Task statement
Identify each line below containing the string "BRIGADIER" and copy it.
# Start of Source records
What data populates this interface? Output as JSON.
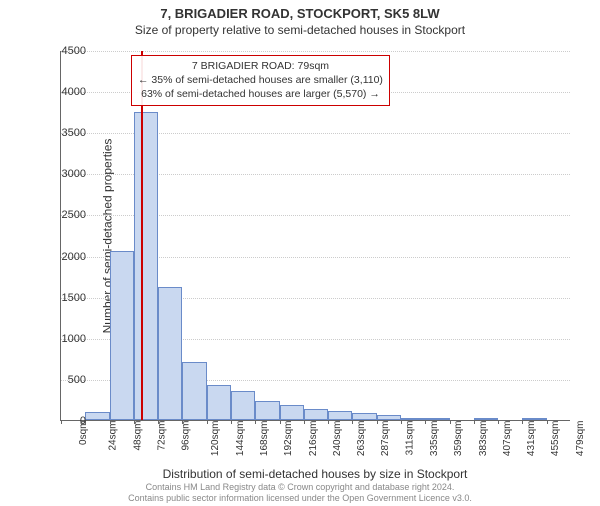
{
  "titles": {
    "line1": "7, BRIGADIER ROAD, STOCKPORT, SK5 8LW",
    "line2": "Size of property relative to semi-detached houses in Stockport"
  },
  "axes": {
    "ylabel": "Number of semi-detached properties",
    "xlabel": "Distribution of semi-detached houses by size in Stockport",
    "ylim": [
      0,
      4500
    ],
    "ytick_step": 500,
    "ytick_fontsize": 11,
    "label_fontsize": 12,
    "grid_color": "#cccccc",
    "axis_color": "#666666"
  },
  "chart": {
    "type": "histogram",
    "bar_fill": "#c9d8f0",
    "bar_border": "#6a8bc9",
    "background_color": "#ffffff",
    "bar_width_ratio": 1.0,
    "x_tick_labels": [
      "0sqm",
      "24sqm",
      "48sqm",
      "72sqm",
      "96sqm",
      "120sqm",
      "144sqm",
      "168sqm",
      "192sqm",
      "216sqm",
      "240sqm",
      "263sqm",
      "287sqm",
      "311sqm",
      "335sqm",
      "359sqm",
      "383sqm",
      "407sqm",
      "431sqm",
      "455sqm",
      "479sqm"
    ],
    "values": [
      0,
      100,
      2060,
      3750,
      1620,
      700,
      420,
      350,
      230,
      180,
      130,
      110,
      80,
      60,
      30,
      20,
      0,
      10,
      0,
      10,
      0
    ]
  },
  "marker": {
    "color": "#cc0000",
    "position_bin_index": 3.3,
    "box": {
      "line1": "7 BRIGADIER ROAD: 79sqm",
      "line2": "← 35% of semi-detached houses are smaller (3,110)",
      "line3": "63% of semi-detached houses are larger (5,570) →"
    }
  },
  "footer": {
    "line1": "Contains HM Land Registry data © Crown copyright and database right 2024.",
    "line2": "Contains public sector information licensed under the Open Government Licence v3.0."
  }
}
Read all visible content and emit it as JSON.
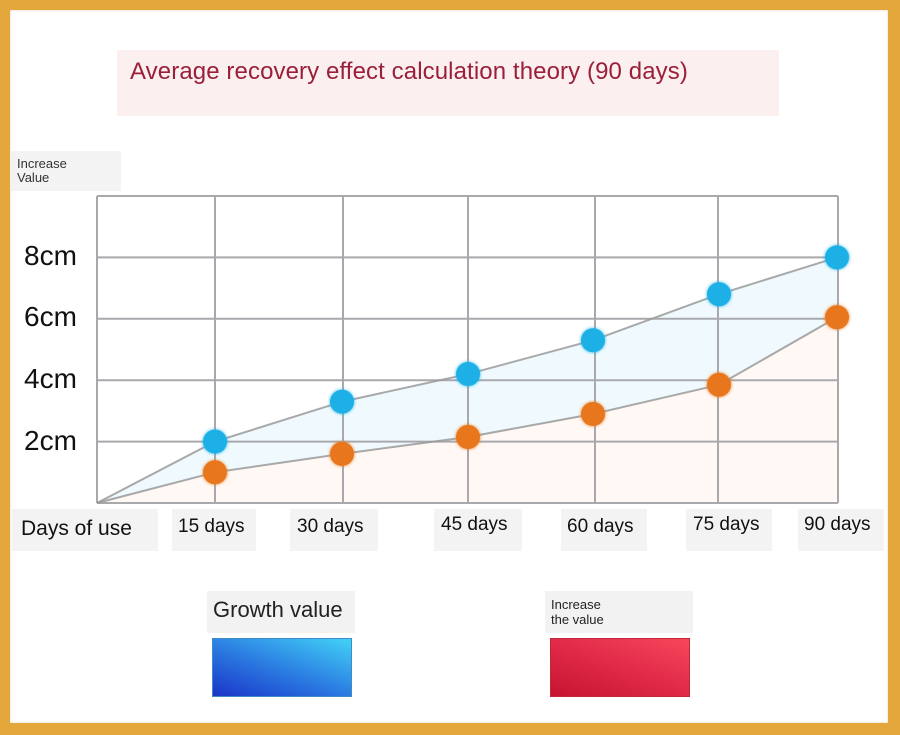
{
  "title": "Average recovery effect calculation theory (90 days)",
  "y_axis_label": [
    "Increase",
    "Value"
  ],
  "x_axis_title": "Days of use",
  "legend": [
    {
      "label": "Growth value",
      "color_start": "#1a35c9",
      "color_end": "#42d2f7"
    },
    {
      "label_lines": [
        "Increase",
        "the value"
      ],
      "color_start": "#c61430",
      "color_end": "#f8475c"
    }
  ],
  "colors": {
    "frame": "#e3a73b",
    "title_text": "#9b1f3a",
    "title_bg": "#fcefef",
    "grid": "#a9a9ad",
    "series_blue": "#1fb0e6",
    "series_orange": "#e8761c",
    "line": "#9a9a9a"
  },
  "chart_data": {
    "type": "line",
    "title": "Average recovery effect calculation theory (90 days)",
    "xlabel": "Days of use",
    "ylabel": "Increase Value",
    "categories": [
      "Days of use",
      "15 days",
      "30 days",
      "45 days",
      "60 days",
      "75 days",
      "90 days"
    ],
    "x_tick_labels": [
      "15 days",
      "30 days",
      "45 days",
      "60 days",
      "75 days",
      "90 days"
    ],
    "y_tick_labels": [
      "8cm",
      "6cm",
      "4cm",
      "2cm"
    ],
    "y_ticks": [
      8,
      6,
      4,
      2
    ],
    "ylim": [
      0,
      10
    ],
    "grid": true,
    "legend_position": "bottom",
    "series": [
      {
        "name": "Growth value",
        "color": "#1fb0e6",
        "values": [
          0,
          2.0,
          3.3,
          4.2,
          5.3,
          6.8,
          8.0
        ]
      },
      {
        "name": "Increase the value",
        "color": "#e8761c",
        "values": [
          0,
          1.0,
          1.6,
          2.15,
          2.9,
          3.85,
          6.05
        ]
      }
    ]
  }
}
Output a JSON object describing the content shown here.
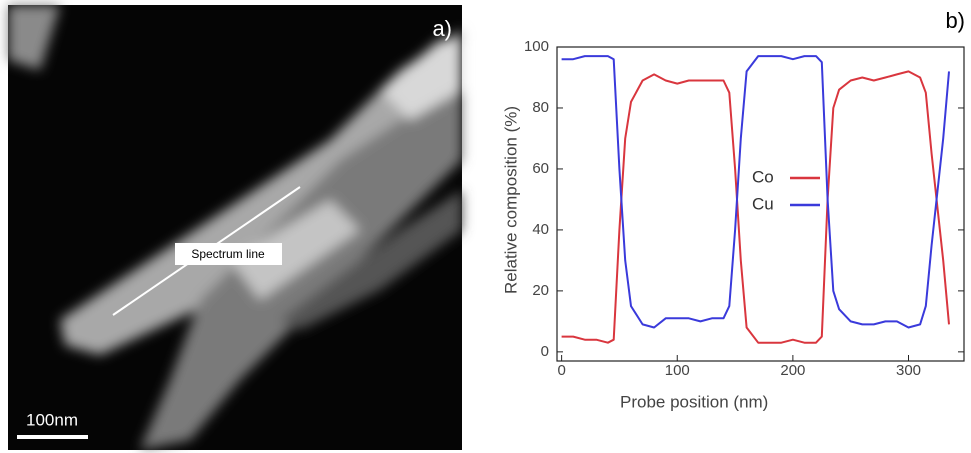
{
  "panel_a": {
    "label": "a)",
    "annotation": "Spectrum line",
    "scale_bar": "100nm"
  },
  "chart_data": {
    "type": "line",
    "panel_label": "b)",
    "x_label": "Probe position (nm)",
    "y_label": "Relative composition (%)",
    "x": [
      0,
      10,
      20,
      30,
      40,
      45,
      50,
      55,
      60,
      70,
      80,
      90,
      100,
      110,
      120,
      130,
      140,
      145,
      150,
      155,
      160,
      170,
      180,
      190,
      200,
      210,
      220,
      225,
      230,
      235,
      240,
      250,
      260,
      270,
      280,
      290,
      300,
      310,
      315,
      320,
      330,
      335
    ],
    "series": [
      {
        "name": "Co",
        "color": "#d9363e",
        "values": [
          5,
          5,
          4,
          4,
          3,
          4,
          40,
          70,
          82,
          89,
          91,
          89,
          88,
          89,
          89,
          89,
          89,
          85,
          60,
          30,
          8,
          3,
          3,
          3,
          4,
          3,
          3,
          5,
          50,
          80,
          86,
          89,
          90,
          89,
          90,
          91,
          92,
          90,
          85,
          65,
          30,
          9
        ]
      },
      {
        "name": "Cu",
        "color": "#3a3adb",
        "values": [
          96,
          96,
          97,
          97,
          97,
          96,
          60,
          30,
          15,
          9,
          8,
          11,
          11,
          11,
          10,
          11,
          11,
          15,
          40,
          70,
          92,
          97,
          97,
          97,
          96,
          97,
          97,
          95,
          50,
          20,
          14,
          10,
          9,
          9,
          10,
          10,
          8,
          9,
          15,
          35,
          70,
          92
        ]
      }
    ],
    "xlim": [
      -4,
      348
    ],
    "ylim": [
      -3,
      100
    ],
    "xticks": [
      0,
      100,
      200,
      300
    ],
    "yticks": [
      0,
      20,
      40,
      60,
      80,
      100
    ]
  }
}
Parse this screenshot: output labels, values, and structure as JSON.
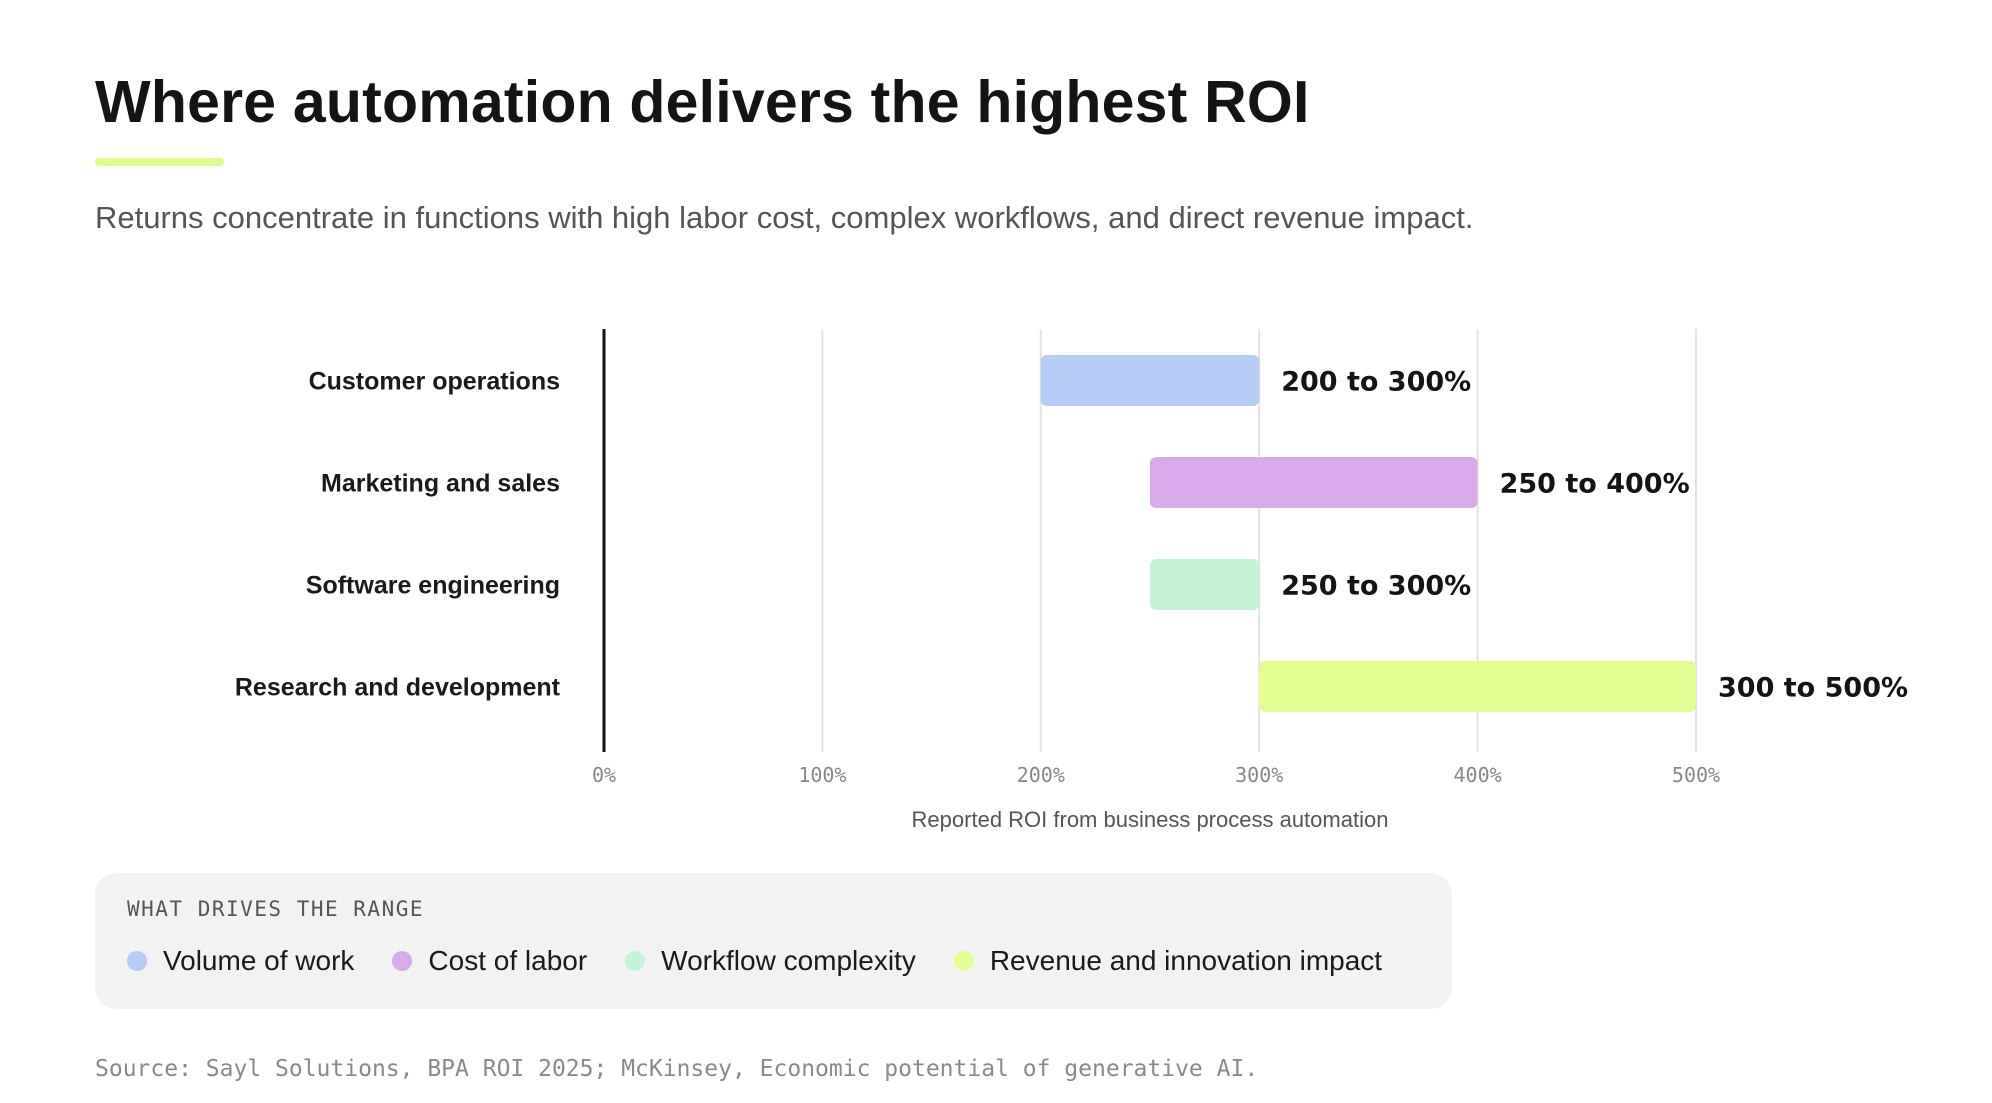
# End of Source records
Complete answer
    "line1": "7, BRIGADIER ROAD, STOCKPORT, SK5 8LW",
      "line1": "7 BRIGADIER ROAD: 79sqm",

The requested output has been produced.